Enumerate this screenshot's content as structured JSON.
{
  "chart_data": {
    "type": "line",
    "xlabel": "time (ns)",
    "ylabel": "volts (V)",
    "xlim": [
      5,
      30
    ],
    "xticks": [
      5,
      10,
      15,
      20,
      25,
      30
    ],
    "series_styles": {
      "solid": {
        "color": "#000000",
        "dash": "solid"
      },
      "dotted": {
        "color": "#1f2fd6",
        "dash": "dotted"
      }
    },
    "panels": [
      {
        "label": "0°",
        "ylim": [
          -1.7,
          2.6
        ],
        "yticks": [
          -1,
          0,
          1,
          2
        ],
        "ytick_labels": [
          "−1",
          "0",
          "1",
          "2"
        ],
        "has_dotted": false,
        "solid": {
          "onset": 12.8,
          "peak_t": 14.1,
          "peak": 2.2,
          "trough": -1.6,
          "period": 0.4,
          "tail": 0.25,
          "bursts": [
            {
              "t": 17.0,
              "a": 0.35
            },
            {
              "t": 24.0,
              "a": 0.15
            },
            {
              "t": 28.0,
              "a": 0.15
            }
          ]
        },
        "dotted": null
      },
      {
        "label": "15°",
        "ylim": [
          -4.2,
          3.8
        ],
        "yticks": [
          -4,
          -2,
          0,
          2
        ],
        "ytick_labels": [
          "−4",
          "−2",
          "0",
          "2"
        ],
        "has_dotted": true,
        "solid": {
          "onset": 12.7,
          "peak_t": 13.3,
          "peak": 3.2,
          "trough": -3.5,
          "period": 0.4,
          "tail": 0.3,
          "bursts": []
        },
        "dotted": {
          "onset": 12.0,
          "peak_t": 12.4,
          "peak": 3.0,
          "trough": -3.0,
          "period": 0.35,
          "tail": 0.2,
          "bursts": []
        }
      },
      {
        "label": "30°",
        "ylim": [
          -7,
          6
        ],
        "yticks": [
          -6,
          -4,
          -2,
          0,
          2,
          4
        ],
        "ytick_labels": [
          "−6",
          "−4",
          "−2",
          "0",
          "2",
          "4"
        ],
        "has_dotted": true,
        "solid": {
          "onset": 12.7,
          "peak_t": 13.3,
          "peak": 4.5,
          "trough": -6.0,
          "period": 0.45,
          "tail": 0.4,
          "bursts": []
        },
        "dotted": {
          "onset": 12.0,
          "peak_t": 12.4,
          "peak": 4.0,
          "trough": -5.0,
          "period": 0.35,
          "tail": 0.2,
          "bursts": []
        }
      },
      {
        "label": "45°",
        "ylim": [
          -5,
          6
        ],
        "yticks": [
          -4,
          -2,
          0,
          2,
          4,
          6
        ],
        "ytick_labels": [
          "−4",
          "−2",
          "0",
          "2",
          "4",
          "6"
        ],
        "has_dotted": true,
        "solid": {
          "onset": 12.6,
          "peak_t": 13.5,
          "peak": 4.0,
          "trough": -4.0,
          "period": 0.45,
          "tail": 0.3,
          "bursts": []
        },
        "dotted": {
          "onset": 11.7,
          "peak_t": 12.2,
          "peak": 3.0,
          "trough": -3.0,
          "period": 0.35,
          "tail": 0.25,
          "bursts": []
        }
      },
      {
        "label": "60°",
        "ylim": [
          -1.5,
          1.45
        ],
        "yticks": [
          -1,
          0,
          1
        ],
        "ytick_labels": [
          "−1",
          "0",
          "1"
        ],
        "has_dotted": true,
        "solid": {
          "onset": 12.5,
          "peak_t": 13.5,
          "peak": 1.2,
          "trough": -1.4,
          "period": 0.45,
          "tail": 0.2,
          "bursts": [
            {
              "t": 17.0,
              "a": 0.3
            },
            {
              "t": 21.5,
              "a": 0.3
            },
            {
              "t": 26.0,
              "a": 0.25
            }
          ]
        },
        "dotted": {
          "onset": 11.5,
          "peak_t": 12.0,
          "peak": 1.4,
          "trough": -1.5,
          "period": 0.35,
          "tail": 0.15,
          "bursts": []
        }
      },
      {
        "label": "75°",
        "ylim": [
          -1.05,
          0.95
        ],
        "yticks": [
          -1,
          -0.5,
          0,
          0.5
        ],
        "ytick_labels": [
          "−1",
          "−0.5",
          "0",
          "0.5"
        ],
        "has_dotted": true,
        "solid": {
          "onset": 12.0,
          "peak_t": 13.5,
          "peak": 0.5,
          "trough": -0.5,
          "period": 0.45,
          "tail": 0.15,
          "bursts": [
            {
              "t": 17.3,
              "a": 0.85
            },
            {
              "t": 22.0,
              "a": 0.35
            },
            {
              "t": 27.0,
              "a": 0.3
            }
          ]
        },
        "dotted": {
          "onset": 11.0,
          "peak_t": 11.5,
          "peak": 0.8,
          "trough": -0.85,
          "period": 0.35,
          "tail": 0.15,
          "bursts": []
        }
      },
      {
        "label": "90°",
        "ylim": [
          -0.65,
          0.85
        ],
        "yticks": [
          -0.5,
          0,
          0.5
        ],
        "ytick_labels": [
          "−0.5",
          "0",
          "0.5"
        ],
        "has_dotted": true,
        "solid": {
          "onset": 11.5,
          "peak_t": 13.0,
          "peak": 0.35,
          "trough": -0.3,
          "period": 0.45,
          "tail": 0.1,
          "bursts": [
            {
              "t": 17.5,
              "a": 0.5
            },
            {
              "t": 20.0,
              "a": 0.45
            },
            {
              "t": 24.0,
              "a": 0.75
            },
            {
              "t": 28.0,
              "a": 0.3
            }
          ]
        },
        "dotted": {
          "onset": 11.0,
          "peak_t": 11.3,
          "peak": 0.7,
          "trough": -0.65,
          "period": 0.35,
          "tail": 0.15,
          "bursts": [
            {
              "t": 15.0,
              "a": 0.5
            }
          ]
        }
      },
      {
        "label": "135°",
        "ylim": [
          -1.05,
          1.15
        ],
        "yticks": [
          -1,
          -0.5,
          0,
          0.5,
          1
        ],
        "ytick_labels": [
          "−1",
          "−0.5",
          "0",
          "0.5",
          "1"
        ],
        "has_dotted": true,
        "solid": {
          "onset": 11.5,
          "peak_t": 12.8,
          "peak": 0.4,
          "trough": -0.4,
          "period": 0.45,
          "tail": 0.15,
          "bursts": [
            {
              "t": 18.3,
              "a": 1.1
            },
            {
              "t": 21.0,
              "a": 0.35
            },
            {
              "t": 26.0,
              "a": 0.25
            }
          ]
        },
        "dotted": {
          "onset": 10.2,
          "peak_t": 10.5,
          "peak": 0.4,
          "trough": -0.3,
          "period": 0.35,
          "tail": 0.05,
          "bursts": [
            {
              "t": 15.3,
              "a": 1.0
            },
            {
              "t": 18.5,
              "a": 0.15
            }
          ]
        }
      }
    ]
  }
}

## PROBLEM TO WORK ON
Return all of the data word for word.

## CORRECT RESULT
Enumerate this screenshot's content as structured JSON.
{
  "chart_data": {
    "type": "line",
    "xlabel": "time (ns)",
    "ylabel": "volts (V)",
    "xlim": [
      5,
      30
    ],
    "xticks": [
      5,
      10,
      15,
      20,
      25,
      30
    ],
    "series_styles": {
      "solid": {
        "color": "#000000",
        "dash": "solid"
      },
      "dotted": {
        "color": "#1f2fd6",
        "dash": "dotted"
      }
    },
    "panels": [
      {
        "label": "0°",
        "ylim": [
          -1.7,
          2.6
        ],
        "yticks": [
          -1,
          0,
          1,
          2
        ],
        "ytick_labels": [
          "−1",
          "0",
          "1",
          "2"
        ],
        "has_dotted": false,
        "solid": {
          "onset": 12.8,
          "peak_t": 14.1,
          "peak": 2.2,
          "trough": -1.6,
          "period": 0.4,
          "tail": 0.25,
          "bursts": [
            {
              "t": 17.0,
              "a": 0.35
            },
            {
              "t": 24.0,
              "a": 0.15
            },
            {
              "t": 28.0,
              "a": 0.15
            }
          ]
        },
        "dotted": null
      },
      {
        "label": "15°",
        "ylim": [
          -4.2,
          3.8
        ],
        "yticks": [
          -4,
          -2,
          0,
          2
        ],
        "ytick_labels": [
          "−4",
          "−2",
          "0",
          "2"
        ],
        "has_dotted": true,
        "solid": {
          "onset": 12.7,
          "peak_t": 13.3,
          "peak": 3.2,
          "trough": -3.5,
          "period": 0.4,
          "tail": 0.3,
          "bursts": []
        },
        "dotted": {
          "onset": 12.0,
          "peak_t": 12.4,
          "peak": 3.0,
          "trough": -3.0,
          "period": 0.35,
          "tail": 0.2,
          "bursts": []
        }
      },
      {
        "label": "30°",
        "ylim": [
          -7,
          6
        ],
        "yticks": [
          -6,
          -4,
          -2,
          0,
          2,
          4
        ],
        "ytick_labels": [
          "−6",
          "−4",
          "−2",
          "0",
          "2",
          "4"
        ],
        "has_dotted": true,
        "solid": {
          "onset": 12.7,
          "peak_t": 13.3,
          "peak": 4.5,
          "trough": -6.0,
          "period": 0.45,
          "tail": 0.4,
          "bursts": []
        },
        "dotted": {
          "onset": 12.0,
          "peak_t": 12.4,
          "peak": 4.0,
          "trough": -5.0,
          "period": 0.35,
          "tail": 0.2,
          "bursts": []
        }
      },
      {
        "label": "45°",
        "ylim": [
          -5,
          6
        ],
        "yticks": [
          -4,
          -2,
          0,
          2,
          4,
          6
        ],
        "ytick_labels": [
          "−4",
          "−2",
          "0",
          "2",
          "4",
          "6"
        ],
        "has_dotted": true,
        "solid": {
          "onset": 12.6,
          "peak_t": 13.5,
          "peak": 4.0,
          "trough": -4.0,
          "period": 0.45,
          "tail": 0.3,
          "bursts": []
        },
        "dotted": {
          "onset": 11.7,
          "peak_t": 12.2,
          "peak": 3.0,
          "trough": -3.0,
          "period": 0.35,
          "tail": 0.25,
          "bursts": []
        }
      },
      {
        "label": "60°",
        "ylim": [
          -1.5,
          1.45
        ],
        "yticks": [
          -1,
          0,
          1
        ],
        "ytick_labels": [
          "−1",
          "0",
          "1"
        ],
        "has_dotted": true,
        "solid": {
          "onset": 12.5,
          "peak_t": 13.5,
          "peak": 1.2,
          "trough": -1.4,
          "period": 0.45,
          "tail": 0.2,
          "bursts": [
            {
              "t": 17.0,
              "a": 0.3
            },
            {
              "t": 21.5,
              "a": 0.3
            },
            {
              "t": 26.0,
              "a": 0.25
            }
          ]
        },
        "dotted": {
          "onset": 11.5,
          "peak_t": 12.0,
          "peak": 1.4,
          "trough": -1.5,
          "period": 0.35,
          "tail": 0.15,
          "bursts": []
        }
      },
      {
        "label": "75°",
        "ylim": [
          -1.05,
          0.95
        ],
        "yticks": [
          -1,
          -0.5,
          0,
          0.5
        ],
        "ytick_labels": [
          "−1",
          "−0.5",
          "0",
          "0.5"
        ],
        "has_dotted": true,
        "solid": {
          "onset": 12.0,
          "peak_t": 13.5,
          "peak": 0.5,
          "trough": -0.5,
          "period": 0.45,
          "tail": 0.15,
          "bursts": [
            {
              "t": 17.3,
              "a": 0.85
            },
            {
              "t": 22.0,
              "a": 0.35
            },
            {
              "t": 27.0,
              "a": 0.3
            }
          ]
        },
        "dotted": {
          "onset": 11.0,
          "peak_t": 11.5,
          "peak": 0.8,
          "trough": -0.85,
          "period": 0.35,
          "tail": 0.15,
          "bursts": []
        }
      },
      {
        "label": "90°",
        "ylim": [
          -0.65,
          0.85
        ],
        "yticks": [
          -0.5,
          0,
          0.5
        ],
        "ytick_labels": [
          "−0.5",
          "0",
          "0.5"
        ],
        "has_dotted": true,
        "solid": {
          "onset": 11.5,
          "peak_t": 13.0,
          "peak": 0.35,
          "trough": -0.3,
          "period": 0.45,
          "tail": 0.1,
          "bursts": [
            {
              "t": 17.5,
              "a": 0.5
            },
            {
              "t": 20.0,
              "a": 0.45
            },
            {
              "t": 24.0,
              "a": 0.75
            },
            {
              "t": 28.0,
              "a": 0.3
            }
          ]
        },
        "dotted": {
          "onset": 11.0,
          "peak_t": 11.3,
          "peak": 0.7,
          "trough": -0.65,
          "period": 0.35,
          "tail": 0.15,
          "bursts": [
            {
              "t": 15.0,
              "a": 0.5
            }
          ]
        }
      },
      {
        "label": "135°",
        "ylim": [
          -1.05,
          1.15
        ],
        "yticks": [
          -1,
          -0.5,
          0,
          0.5,
          1
        ],
        "ytick_labels": [
          "−1",
          "−0.5",
          "0",
          "0.5",
          "1"
        ],
        "has_dotted": true,
        "solid": {
          "onset": 11.5,
          "peak_t": 12.8,
          "peak": 0.4,
          "trough": -0.4,
          "period": 0.45,
          "tail": 0.15,
          "bursts": [
            {
              "t": 18.3,
              "a": 1.1
            },
            {
              "t": 21.0,
              "a": 0.35
            },
            {
              "t": 26.0,
              "a": 0.25
            }
          ]
        },
        "dotted": {
          "onset": 10.2,
          "peak_t": 10.5,
          "peak": 0.4,
          "trough": -0.3,
          "period": 0.35,
          "tail": 0.05,
          "bursts": [
            {
              "t": 15.3,
              "a": 1.0
            },
            {
              "t": 18.5,
              "a": 0.15
            }
          ]
        }
      }
    ]
  }
}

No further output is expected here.